- **TASK TO CARRY OUT**
Make a verbatim copy of the entries below; pictures stay out.

Structured figure records:
"""

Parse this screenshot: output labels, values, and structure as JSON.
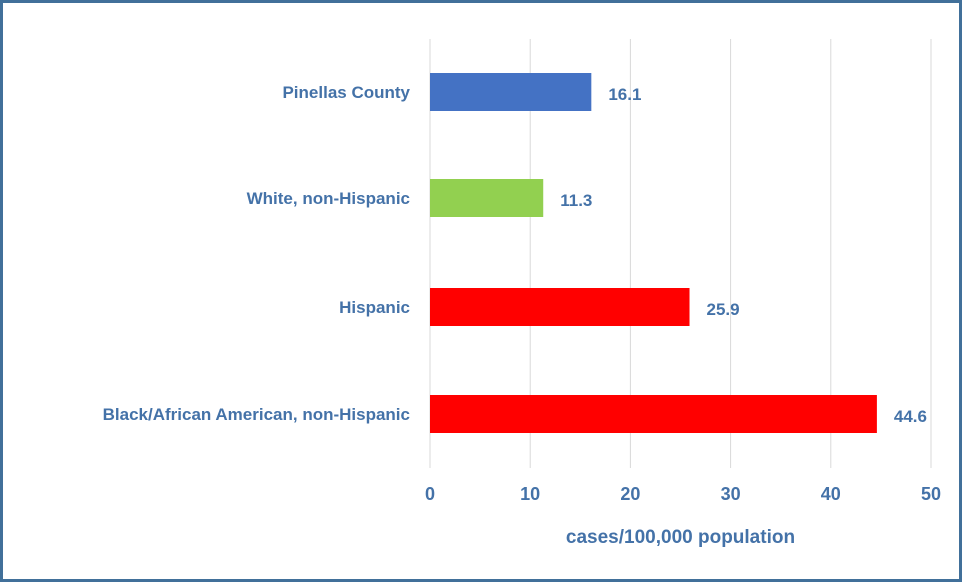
{
  "chart_data": {
    "type": "bar",
    "orientation": "horizontal",
    "categories": [
      "Pinellas County",
      "White, non-Hispanic",
      "Hispanic",
      "Black/African American, non-Hispanic"
    ],
    "values": [
      16.1,
      11.3,
      25.9,
      44.6
    ],
    "value_labels": [
      "16.1",
      "11.3",
      "25.9",
      "44.6"
    ],
    "bar_colors": [
      "#4472c4",
      "#92d050",
      "#ff0000",
      "#ff0000"
    ],
    "xlabel": "cases/100,000 population",
    "ylabel": "",
    "title": "",
    "xlim": [
      0,
      50
    ],
    "xticks": [
      0,
      10,
      20,
      30,
      40,
      50
    ],
    "grid": "vertical",
    "legend": "none",
    "colors": {
      "text": "#4472a8",
      "border": "#41709a",
      "grid": "#d9d9d9"
    }
  }
}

"""

- **EXERCISE RESPONSE**
Parse this screenshot: output labels, values, and structure as JSON.
{
  "chart_data": {
    "type": "bar",
    "orientation": "horizontal",
    "categories": [
      "Pinellas County",
      "White, non-Hispanic",
      "Hispanic",
      "Black/African American, non-Hispanic"
    ],
    "values": [
      16.1,
      11.3,
      25.9,
      44.6
    ],
    "value_labels": [
      "16.1",
      "11.3",
      "25.9",
      "44.6"
    ],
    "bar_colors": [
      "#4472c4",
      "#92d050",
      "#ff0000",
      "#ff0000"
    ],
    "xlabel": "cases/100,000 population",
    "ylabel": "",
    "title": "",
    "xlim": [
      0,
      50
    ],
    "xticks": [
      0,
      10,
      20,
      30,
      40,
      50
    ],
    "grid": "vertical",
    "legend": "none",
    "colors": {
      "text": "#4472a8",
      "border": "#41709a",
      "grid": "#d9d9d9"
    }
  }
}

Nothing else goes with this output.